**WHAT IS BEING ASKED:** Reproduce all lines of the listing below in which the word "temp" occurs.

Extracted records:
◇ ◇ ◇ ◇ ◇ ◇ ◇

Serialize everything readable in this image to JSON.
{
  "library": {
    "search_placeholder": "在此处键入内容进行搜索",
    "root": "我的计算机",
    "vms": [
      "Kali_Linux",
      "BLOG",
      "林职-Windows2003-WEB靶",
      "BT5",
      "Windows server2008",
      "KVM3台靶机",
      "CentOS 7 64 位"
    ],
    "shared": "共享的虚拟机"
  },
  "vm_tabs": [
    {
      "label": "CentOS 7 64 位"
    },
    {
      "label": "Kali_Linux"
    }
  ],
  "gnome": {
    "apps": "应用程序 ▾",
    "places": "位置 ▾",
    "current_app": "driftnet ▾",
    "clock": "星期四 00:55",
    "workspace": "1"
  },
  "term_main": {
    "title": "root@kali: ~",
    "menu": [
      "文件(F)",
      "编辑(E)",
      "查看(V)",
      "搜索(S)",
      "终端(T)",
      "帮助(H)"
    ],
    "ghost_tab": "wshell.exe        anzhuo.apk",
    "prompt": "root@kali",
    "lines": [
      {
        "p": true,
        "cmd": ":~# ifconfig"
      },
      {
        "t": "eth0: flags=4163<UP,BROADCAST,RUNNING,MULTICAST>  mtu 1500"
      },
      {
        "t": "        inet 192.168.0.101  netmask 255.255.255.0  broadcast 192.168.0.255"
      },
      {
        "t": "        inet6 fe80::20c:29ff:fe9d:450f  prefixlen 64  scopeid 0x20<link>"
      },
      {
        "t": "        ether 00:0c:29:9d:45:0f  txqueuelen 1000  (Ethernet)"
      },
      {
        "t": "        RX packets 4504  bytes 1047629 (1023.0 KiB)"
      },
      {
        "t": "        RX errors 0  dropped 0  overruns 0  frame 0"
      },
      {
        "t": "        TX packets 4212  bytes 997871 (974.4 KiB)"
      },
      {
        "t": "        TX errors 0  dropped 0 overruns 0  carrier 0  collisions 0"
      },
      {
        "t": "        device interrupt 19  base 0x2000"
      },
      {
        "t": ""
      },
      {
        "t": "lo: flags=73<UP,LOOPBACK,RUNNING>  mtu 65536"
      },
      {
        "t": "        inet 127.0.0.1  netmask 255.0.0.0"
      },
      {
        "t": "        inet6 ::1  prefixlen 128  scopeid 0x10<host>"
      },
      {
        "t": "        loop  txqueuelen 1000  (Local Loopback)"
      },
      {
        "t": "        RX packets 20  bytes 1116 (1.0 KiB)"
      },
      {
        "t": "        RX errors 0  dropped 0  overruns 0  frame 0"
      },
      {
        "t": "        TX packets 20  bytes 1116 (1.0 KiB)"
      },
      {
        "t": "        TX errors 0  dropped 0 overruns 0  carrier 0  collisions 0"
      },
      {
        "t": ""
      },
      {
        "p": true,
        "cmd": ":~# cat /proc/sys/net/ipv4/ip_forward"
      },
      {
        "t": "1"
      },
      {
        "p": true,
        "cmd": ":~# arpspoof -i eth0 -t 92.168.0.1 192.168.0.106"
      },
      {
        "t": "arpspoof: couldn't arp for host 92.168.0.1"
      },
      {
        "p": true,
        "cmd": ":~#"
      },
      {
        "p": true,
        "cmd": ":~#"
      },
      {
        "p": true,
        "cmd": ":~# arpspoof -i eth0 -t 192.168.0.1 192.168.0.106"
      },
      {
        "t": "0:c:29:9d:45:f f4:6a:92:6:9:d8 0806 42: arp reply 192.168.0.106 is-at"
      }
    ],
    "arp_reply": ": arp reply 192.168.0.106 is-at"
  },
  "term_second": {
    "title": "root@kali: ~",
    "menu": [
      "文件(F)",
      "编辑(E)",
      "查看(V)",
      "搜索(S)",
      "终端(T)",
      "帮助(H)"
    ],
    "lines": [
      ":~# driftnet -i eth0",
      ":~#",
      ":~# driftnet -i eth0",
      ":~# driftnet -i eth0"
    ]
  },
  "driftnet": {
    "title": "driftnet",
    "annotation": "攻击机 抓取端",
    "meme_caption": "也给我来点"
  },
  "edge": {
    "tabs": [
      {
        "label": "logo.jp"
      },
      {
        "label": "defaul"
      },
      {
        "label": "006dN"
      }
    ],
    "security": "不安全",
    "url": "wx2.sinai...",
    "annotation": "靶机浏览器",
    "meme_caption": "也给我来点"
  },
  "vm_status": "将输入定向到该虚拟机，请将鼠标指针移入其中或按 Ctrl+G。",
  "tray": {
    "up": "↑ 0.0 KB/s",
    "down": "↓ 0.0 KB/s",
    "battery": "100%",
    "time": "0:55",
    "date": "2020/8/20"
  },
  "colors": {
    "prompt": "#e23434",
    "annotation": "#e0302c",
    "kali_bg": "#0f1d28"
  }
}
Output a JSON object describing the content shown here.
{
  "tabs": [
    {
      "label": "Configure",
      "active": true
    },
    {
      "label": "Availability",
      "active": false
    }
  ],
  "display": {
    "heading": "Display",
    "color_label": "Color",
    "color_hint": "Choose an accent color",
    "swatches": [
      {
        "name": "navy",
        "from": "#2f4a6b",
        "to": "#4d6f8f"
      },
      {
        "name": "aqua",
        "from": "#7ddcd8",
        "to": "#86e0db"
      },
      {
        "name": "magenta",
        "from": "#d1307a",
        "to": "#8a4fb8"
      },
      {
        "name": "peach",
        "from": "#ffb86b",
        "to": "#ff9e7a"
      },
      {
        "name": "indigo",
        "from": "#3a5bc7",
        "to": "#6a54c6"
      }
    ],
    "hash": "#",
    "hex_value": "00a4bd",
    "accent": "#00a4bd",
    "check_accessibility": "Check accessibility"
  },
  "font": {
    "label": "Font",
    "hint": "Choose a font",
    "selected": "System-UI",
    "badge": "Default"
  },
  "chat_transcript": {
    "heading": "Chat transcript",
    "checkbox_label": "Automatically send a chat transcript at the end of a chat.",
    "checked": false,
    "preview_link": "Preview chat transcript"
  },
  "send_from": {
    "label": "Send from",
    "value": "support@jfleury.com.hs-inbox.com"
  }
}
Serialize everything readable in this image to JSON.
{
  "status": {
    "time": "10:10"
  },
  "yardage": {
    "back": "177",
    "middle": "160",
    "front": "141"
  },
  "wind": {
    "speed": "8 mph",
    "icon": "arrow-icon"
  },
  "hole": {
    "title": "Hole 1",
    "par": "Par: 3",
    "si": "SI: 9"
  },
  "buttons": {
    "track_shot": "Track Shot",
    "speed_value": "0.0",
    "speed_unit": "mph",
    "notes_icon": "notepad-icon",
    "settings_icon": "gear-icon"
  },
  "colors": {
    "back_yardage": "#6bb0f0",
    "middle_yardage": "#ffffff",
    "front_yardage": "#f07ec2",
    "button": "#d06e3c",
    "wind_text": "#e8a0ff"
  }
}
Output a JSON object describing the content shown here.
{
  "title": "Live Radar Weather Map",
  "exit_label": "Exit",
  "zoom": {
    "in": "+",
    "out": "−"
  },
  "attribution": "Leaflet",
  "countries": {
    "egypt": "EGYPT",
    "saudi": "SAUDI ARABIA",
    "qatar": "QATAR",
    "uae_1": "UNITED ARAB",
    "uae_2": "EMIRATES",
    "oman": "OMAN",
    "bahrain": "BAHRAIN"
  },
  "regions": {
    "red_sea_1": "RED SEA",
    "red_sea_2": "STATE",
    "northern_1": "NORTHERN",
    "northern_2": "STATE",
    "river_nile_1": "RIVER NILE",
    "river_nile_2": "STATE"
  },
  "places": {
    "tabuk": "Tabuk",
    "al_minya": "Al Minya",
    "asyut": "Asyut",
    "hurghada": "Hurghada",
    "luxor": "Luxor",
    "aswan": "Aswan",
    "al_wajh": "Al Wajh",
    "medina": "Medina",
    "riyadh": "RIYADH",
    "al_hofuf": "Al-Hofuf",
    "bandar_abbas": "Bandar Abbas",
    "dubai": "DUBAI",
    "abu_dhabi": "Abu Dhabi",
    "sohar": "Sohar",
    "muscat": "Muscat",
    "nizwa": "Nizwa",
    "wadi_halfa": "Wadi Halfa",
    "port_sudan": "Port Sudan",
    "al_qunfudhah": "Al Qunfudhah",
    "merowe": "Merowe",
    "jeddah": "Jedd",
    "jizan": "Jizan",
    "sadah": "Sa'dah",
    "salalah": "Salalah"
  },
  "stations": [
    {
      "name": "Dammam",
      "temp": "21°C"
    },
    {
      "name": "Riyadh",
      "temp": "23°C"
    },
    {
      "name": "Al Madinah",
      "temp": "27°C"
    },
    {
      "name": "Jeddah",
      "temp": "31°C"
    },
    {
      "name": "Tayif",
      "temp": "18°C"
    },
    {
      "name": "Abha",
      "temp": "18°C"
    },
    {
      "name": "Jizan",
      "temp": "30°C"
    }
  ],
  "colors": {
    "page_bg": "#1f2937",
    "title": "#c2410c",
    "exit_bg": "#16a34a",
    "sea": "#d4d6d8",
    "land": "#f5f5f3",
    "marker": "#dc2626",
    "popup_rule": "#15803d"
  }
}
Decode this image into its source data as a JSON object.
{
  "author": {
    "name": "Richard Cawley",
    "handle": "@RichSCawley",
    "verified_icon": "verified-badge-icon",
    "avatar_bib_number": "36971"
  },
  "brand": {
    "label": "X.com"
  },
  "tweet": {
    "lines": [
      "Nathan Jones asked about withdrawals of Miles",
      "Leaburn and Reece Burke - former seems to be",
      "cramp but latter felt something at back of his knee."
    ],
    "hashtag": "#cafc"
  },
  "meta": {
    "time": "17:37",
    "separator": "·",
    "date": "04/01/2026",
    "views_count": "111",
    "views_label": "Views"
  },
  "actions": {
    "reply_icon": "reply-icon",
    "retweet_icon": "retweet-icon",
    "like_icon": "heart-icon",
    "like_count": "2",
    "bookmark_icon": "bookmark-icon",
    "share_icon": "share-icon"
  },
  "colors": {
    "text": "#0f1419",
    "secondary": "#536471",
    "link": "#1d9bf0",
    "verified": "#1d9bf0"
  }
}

◇ ◇ ◇ ◇ ◇ ◇ ◇

**FINAL RESULT:**
      "temp": "21°C"
      "temp": "23°C"
      "temp": "27°C"
      "temp": "31°C"
      "temp": "18°C"
      "temp": "18°C"
      "temp": "30°C"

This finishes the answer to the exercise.